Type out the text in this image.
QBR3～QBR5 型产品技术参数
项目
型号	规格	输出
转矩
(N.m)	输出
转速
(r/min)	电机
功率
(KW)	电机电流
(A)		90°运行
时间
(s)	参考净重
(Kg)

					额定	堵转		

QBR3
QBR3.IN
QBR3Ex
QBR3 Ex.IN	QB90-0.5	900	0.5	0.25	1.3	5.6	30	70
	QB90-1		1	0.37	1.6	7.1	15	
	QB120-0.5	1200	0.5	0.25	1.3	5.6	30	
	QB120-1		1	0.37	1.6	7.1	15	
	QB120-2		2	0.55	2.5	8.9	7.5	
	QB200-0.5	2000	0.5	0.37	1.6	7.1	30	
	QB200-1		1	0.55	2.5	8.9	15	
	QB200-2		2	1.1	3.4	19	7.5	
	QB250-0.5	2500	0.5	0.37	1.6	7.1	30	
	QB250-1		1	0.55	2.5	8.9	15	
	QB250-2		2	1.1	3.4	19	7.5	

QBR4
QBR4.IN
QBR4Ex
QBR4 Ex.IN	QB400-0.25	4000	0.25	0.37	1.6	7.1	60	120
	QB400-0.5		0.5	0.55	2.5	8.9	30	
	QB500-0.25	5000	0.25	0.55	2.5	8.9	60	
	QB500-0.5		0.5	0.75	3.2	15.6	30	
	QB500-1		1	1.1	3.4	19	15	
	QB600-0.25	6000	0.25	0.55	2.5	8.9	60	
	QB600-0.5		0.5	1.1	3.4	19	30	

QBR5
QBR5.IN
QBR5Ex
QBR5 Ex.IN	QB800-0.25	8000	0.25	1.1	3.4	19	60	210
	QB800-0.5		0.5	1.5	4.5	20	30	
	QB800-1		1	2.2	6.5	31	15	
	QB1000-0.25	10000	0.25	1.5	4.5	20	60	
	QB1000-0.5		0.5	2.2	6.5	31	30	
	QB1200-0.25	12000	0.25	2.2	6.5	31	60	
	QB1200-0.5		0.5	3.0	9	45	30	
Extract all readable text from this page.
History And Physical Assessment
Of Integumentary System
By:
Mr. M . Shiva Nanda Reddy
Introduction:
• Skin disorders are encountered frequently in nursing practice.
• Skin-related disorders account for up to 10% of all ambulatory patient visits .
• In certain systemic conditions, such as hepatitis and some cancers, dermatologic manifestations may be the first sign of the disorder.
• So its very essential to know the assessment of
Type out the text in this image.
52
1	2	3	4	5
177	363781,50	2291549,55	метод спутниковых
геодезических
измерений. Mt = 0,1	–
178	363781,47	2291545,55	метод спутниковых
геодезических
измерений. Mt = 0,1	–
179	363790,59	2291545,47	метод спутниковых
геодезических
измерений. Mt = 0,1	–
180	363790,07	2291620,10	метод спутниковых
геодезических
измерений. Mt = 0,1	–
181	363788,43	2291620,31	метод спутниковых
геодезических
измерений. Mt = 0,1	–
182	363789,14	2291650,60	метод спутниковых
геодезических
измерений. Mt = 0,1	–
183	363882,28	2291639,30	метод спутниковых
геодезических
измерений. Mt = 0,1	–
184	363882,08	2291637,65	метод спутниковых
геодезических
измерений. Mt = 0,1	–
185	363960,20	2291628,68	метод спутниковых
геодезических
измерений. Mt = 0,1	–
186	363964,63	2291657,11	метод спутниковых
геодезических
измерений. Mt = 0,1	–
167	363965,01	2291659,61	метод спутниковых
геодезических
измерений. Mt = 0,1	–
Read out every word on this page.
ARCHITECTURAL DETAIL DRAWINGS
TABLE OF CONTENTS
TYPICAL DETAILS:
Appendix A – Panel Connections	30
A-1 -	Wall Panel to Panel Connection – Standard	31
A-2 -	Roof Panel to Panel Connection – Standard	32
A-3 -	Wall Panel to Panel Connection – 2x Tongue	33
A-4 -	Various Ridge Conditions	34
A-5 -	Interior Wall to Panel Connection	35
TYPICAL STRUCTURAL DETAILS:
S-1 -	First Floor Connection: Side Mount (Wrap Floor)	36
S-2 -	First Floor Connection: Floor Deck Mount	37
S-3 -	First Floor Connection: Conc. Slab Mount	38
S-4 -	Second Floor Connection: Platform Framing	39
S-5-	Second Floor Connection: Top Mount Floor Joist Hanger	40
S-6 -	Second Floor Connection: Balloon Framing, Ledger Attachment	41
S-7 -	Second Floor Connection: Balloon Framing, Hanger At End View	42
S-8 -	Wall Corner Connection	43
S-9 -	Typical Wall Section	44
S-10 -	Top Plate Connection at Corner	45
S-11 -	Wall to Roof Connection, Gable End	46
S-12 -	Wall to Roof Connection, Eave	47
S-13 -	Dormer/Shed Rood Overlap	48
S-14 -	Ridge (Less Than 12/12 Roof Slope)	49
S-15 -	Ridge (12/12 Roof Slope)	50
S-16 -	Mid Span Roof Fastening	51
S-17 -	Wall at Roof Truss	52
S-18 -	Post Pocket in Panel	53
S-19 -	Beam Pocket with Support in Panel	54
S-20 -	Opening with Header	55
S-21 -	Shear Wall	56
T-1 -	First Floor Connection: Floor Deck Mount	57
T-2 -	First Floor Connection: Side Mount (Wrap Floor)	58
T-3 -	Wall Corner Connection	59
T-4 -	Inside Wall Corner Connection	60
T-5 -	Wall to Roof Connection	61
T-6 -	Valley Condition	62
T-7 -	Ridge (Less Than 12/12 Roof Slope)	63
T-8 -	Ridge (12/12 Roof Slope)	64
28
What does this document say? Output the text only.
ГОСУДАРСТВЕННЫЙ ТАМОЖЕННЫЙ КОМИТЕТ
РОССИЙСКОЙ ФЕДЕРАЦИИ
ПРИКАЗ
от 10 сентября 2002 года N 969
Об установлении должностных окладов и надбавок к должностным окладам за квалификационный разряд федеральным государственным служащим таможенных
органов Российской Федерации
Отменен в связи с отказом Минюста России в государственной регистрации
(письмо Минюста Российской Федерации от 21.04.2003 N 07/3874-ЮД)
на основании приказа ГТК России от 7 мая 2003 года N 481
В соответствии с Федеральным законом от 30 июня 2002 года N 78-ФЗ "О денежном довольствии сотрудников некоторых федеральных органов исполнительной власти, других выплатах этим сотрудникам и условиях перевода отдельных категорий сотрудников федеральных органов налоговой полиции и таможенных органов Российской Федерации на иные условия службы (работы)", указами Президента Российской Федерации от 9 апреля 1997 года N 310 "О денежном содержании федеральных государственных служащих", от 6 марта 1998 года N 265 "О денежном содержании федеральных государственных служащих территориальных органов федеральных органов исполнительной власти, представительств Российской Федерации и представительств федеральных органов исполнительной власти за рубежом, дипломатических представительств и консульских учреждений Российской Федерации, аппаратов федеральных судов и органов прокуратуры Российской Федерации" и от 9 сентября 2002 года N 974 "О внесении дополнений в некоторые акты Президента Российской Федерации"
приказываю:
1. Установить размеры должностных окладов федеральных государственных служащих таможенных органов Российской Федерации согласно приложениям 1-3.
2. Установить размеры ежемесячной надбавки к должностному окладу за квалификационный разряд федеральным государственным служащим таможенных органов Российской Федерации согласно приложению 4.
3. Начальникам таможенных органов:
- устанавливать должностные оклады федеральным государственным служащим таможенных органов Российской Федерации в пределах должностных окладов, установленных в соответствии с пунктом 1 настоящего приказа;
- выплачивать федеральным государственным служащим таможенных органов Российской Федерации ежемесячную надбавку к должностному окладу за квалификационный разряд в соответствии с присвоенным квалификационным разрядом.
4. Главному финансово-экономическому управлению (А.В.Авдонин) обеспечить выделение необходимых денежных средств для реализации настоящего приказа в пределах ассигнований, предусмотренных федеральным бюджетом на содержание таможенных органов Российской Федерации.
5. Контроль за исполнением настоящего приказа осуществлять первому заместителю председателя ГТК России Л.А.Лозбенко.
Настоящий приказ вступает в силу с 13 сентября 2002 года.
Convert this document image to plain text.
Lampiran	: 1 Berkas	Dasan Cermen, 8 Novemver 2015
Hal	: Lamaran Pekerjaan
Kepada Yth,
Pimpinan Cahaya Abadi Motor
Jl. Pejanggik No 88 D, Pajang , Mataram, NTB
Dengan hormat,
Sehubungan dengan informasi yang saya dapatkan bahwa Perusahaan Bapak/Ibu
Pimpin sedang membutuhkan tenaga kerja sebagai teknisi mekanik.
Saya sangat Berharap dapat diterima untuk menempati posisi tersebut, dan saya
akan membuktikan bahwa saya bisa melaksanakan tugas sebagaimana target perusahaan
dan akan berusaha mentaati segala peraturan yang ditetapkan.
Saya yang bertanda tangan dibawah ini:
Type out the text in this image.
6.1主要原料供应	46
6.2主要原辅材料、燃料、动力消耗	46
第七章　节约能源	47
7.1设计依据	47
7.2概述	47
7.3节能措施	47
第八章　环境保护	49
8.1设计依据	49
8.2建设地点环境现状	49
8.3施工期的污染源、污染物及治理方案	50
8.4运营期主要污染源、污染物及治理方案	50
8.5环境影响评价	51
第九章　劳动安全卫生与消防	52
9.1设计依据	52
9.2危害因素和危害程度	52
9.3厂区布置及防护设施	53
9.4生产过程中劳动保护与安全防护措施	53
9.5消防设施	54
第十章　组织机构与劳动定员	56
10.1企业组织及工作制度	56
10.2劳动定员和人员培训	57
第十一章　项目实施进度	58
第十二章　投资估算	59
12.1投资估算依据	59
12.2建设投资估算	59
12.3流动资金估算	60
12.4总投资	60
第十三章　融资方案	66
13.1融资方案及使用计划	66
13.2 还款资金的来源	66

● Task statement:
Retype exactly, please, each line from the line that contains "Convert this document image to plain text." through the last line of the entries above, with nothing added.

● Expected answer:
Convert this document image to plain text.
Lampiran	: 1 Berkas	Dasan Cermen, 8 Novemver 2015
Hal	: Lamaran Pekerjaan
Kepada Yth,
Pimpinan Cahaya Abadi Motor
Jl. Pejanggik No 88 D, Pajang , Mataram, NTB
Dengan hormat,
Sehubungan dengan informasi yang saya dapatkan bahwa Perusahaan Bapak/Ibu
Pimpin sedang membutuhkan tenaga kerja sebagai teknisi mekanik.
Saya sangat Berharap dapat diterima untuk menempati posisi tersebut, dan saya
akan membuktikan bahwa saya bisa melaksanakan tugas sebagaimana target perusahaan
dan akan berusaha mentaati segala peraturan yang ditetapkan.
Saya yang bertanda tangan dibawah ini:
Type out the text in this image.
6.1主要原料供应	46
6.2主要原辅材料、燃料、动力消耗	46
第七章　节约能源	47
7.1设计依据	47
7.2概述	47
7.3节能措施	47
第八章　环境保护	49
8.1设计依据	49
8.2建设地点环境现状	49
8.3施工期的污染源、污染物及治理方案	50
8.4运营期主要污染源、污染物及治理方案	50
8.5环境影响评价	51
第九章　劳动安全卫生与消防	52
9.1设计依据	52
9.2危害因素和危害程度	52
9.3厂区布置及防护设施	53
9.4生产过程中劳动保护与安全防护措施	53
9.5消防设施	54
第十章　组织机构与劳动定员	56
10.1企业组织及工作制度	56
10.2劳动定员和人员培训	57
第十一章　项目实施进度	58
第十二章　投资估算	59
12.1投资估算依据	59
12.2建设投资估算	59
12.3流动资金估算	60
12.4总投资	60
第十三章　融资方案	66
13.1融资方案及使用计划	66
13.2 还款资金的来源	66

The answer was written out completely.